▸ **Goal**:
Find the lines holding "ylabel" and copy them.

──────── Data supplied

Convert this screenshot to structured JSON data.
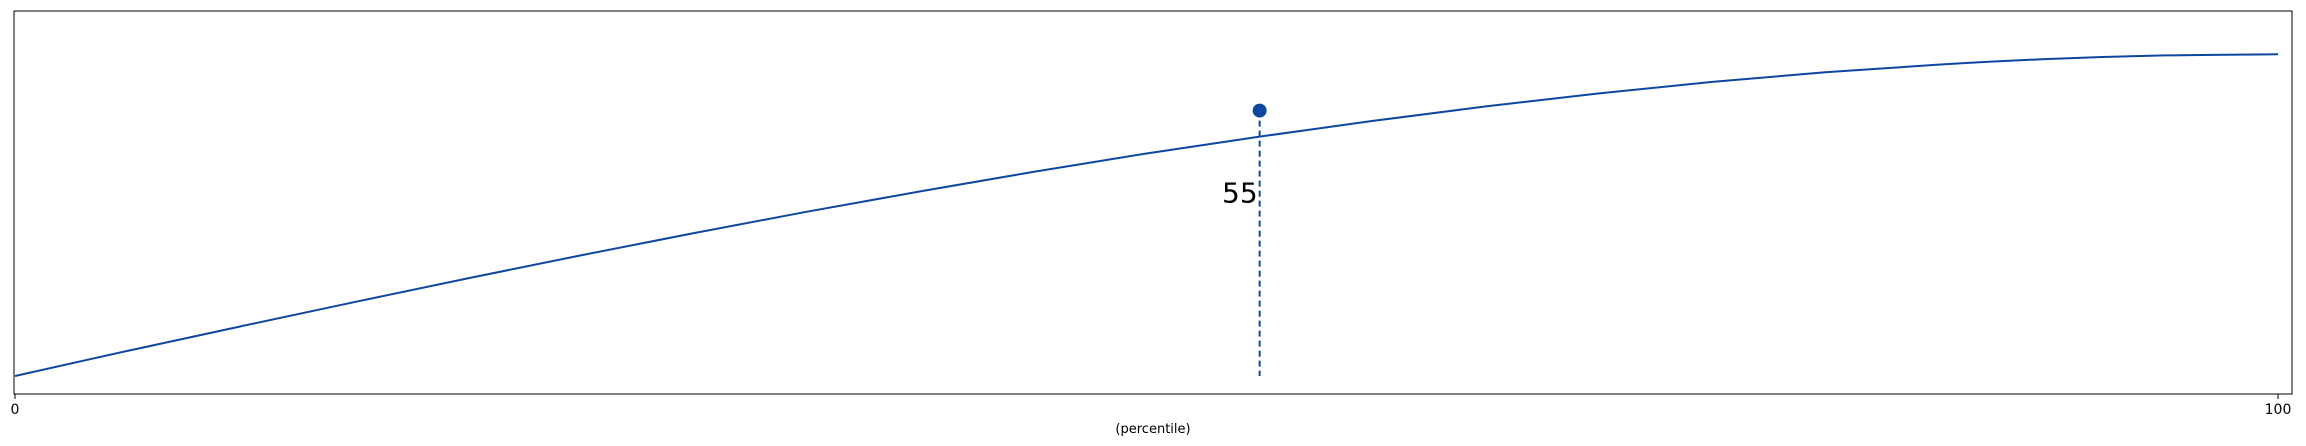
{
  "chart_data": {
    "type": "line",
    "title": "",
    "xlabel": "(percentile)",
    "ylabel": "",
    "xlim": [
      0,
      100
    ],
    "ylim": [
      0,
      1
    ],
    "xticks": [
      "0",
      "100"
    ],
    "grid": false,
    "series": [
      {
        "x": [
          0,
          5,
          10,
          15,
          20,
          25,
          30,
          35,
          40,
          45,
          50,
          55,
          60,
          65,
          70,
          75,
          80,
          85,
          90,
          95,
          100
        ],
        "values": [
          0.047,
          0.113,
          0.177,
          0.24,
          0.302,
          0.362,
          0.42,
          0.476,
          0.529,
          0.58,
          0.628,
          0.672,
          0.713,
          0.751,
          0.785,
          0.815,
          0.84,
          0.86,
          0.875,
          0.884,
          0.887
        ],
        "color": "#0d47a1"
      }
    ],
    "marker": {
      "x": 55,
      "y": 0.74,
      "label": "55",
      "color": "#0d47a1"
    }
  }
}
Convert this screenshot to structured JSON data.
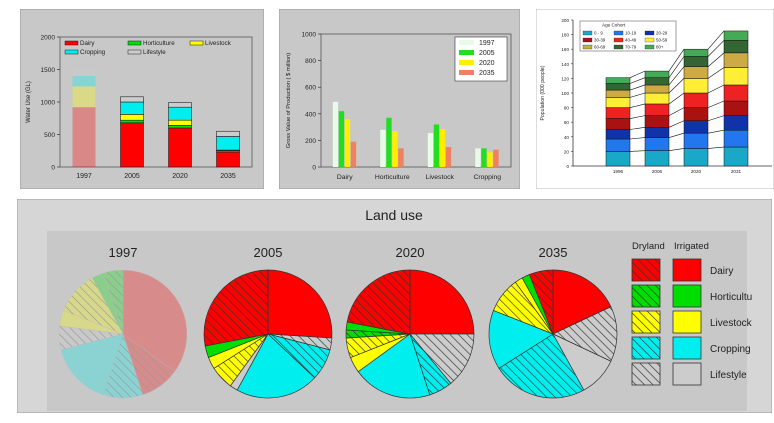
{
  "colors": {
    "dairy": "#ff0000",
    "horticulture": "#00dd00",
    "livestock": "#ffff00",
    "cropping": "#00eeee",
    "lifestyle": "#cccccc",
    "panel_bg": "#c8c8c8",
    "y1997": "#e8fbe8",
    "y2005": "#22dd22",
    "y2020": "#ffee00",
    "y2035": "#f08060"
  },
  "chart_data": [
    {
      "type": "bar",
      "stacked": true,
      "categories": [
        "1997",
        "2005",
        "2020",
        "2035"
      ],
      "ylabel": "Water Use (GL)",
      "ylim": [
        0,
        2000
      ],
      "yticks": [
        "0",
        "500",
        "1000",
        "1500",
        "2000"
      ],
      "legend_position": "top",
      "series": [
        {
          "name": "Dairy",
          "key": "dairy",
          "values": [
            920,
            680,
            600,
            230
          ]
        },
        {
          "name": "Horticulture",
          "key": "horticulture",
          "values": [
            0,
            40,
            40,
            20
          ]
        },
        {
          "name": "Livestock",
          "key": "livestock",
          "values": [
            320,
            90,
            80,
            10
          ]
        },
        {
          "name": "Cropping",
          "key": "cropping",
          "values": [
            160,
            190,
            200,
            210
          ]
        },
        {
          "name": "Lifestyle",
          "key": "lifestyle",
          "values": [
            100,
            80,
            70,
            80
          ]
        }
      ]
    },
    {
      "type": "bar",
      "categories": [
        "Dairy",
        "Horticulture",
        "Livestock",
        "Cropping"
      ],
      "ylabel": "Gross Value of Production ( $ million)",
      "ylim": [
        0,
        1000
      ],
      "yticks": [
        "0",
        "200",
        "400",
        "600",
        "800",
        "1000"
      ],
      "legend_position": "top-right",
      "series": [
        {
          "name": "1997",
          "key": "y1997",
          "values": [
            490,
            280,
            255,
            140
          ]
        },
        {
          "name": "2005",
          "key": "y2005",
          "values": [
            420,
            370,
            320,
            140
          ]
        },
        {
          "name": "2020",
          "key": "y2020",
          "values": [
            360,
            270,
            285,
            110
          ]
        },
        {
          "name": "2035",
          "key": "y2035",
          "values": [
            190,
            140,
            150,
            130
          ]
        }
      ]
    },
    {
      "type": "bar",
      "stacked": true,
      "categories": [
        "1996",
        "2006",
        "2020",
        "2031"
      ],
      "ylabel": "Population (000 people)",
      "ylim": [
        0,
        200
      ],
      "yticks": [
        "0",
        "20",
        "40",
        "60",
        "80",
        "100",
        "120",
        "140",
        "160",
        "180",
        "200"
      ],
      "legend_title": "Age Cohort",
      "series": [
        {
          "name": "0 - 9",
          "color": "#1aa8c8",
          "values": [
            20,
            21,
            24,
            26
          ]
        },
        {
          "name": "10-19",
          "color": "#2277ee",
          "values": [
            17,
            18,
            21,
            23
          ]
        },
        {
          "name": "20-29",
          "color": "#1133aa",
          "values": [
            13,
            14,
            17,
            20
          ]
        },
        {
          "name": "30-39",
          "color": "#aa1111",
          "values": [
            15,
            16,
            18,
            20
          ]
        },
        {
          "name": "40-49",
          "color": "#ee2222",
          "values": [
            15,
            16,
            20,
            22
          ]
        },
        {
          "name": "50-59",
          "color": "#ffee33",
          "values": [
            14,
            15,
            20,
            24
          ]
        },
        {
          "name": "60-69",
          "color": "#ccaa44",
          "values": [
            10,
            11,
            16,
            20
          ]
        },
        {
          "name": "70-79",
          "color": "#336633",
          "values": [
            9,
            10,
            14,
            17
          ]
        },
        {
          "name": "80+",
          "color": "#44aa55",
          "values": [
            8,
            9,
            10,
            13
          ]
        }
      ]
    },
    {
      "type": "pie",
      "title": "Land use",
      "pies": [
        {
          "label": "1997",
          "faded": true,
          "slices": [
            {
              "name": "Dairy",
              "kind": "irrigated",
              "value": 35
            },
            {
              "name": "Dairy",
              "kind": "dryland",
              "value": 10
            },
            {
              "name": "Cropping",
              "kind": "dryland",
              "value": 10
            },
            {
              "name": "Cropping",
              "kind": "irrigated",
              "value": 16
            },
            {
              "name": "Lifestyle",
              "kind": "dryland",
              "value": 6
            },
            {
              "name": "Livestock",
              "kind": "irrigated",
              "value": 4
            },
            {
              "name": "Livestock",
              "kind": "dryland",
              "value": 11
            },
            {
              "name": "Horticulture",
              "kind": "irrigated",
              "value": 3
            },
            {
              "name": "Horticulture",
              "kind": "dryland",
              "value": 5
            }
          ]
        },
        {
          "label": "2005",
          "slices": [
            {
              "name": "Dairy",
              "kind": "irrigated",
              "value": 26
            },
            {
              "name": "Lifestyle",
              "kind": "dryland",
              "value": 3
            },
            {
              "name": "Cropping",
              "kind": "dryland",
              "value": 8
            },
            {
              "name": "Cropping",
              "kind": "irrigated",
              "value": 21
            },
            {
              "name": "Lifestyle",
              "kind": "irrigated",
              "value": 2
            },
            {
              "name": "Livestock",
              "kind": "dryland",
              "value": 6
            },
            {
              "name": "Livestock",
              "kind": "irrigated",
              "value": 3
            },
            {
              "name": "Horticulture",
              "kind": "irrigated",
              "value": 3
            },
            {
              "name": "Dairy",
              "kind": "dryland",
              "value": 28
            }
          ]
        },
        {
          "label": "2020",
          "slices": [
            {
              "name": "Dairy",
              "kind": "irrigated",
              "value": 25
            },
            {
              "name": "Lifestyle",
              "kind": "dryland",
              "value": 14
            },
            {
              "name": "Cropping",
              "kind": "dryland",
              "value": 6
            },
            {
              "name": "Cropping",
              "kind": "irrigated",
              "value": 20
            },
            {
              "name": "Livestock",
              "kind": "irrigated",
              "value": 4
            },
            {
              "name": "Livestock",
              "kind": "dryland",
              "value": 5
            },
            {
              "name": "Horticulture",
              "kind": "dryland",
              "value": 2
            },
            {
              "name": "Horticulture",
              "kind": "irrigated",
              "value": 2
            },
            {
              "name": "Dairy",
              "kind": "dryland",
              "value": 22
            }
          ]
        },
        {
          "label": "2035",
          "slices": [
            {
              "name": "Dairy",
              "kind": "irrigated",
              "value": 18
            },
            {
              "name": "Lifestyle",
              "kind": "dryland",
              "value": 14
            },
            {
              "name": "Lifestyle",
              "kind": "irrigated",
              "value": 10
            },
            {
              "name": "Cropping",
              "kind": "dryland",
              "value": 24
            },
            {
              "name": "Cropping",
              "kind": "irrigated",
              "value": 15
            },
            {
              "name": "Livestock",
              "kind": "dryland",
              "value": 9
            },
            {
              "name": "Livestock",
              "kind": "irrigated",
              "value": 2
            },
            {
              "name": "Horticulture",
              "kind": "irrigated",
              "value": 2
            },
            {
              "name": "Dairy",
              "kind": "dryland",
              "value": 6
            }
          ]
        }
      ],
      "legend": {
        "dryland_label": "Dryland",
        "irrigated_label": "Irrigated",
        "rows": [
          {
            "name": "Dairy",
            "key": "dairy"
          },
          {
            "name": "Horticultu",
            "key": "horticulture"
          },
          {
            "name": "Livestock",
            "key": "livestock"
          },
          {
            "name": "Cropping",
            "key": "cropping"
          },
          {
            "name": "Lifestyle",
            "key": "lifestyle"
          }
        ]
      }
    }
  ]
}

────────────────

▸ **Response for this exercise**:
    "ylabel": "",
      "ylabel": "Water Use (GL)",
      "ylabel": "Gross Value of Production ( $ million)",
      "ylabel": "Population (000 people)",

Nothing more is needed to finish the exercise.